* **Work to do**: Look through the material below, count the lines containing the word "attività", and state only the count.

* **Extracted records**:
— Begin —
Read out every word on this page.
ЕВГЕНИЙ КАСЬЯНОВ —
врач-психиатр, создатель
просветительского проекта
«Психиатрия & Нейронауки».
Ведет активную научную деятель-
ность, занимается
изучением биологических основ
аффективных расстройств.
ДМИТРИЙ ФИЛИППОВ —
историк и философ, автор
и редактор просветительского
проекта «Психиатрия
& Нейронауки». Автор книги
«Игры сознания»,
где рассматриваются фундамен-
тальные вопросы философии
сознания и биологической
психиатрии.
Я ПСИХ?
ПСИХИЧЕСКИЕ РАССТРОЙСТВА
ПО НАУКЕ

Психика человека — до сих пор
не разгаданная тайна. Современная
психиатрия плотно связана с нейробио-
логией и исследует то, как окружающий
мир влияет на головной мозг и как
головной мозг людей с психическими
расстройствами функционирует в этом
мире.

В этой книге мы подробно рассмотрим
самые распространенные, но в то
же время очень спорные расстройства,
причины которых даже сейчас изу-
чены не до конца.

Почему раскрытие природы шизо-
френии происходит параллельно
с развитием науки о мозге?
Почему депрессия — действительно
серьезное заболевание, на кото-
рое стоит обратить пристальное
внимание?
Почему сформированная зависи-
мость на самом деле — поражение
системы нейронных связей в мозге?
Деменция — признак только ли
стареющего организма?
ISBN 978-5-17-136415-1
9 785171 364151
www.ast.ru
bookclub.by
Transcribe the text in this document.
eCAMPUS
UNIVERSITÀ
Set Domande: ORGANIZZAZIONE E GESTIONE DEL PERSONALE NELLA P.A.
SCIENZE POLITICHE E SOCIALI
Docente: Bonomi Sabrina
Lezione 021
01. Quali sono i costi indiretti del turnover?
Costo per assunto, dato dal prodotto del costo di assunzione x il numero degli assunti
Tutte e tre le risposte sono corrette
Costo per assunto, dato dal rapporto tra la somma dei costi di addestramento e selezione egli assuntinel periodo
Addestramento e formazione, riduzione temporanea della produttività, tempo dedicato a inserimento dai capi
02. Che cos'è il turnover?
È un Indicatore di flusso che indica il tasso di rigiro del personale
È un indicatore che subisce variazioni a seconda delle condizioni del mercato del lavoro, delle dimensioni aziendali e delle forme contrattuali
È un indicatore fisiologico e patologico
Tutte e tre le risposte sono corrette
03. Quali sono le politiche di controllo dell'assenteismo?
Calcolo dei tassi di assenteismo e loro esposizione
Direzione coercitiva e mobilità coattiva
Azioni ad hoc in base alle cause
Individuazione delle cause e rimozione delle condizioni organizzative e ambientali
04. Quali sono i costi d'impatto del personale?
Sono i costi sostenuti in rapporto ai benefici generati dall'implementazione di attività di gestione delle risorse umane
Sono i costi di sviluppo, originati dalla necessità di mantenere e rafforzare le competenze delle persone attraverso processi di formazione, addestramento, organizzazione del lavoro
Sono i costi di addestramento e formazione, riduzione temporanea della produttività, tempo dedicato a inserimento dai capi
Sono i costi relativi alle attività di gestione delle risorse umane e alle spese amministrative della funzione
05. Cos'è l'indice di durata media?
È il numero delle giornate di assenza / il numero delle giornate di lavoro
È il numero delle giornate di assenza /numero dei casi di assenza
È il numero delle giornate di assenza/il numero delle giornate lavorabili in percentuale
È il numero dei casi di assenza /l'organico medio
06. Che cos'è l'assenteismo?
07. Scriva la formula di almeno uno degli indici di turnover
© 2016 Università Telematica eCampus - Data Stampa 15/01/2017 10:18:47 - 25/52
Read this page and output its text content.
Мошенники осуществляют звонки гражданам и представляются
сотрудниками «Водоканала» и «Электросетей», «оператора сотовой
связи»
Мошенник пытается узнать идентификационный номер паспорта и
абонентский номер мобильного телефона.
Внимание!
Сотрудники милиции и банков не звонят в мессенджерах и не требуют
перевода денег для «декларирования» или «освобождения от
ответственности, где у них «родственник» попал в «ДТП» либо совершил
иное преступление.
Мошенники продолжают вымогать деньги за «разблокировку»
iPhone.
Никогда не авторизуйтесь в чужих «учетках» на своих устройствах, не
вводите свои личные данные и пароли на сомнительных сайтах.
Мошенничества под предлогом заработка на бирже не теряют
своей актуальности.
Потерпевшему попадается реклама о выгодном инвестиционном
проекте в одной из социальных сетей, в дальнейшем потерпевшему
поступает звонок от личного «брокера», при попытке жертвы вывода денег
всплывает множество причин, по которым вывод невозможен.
— End —
* **Answer for the task**: 2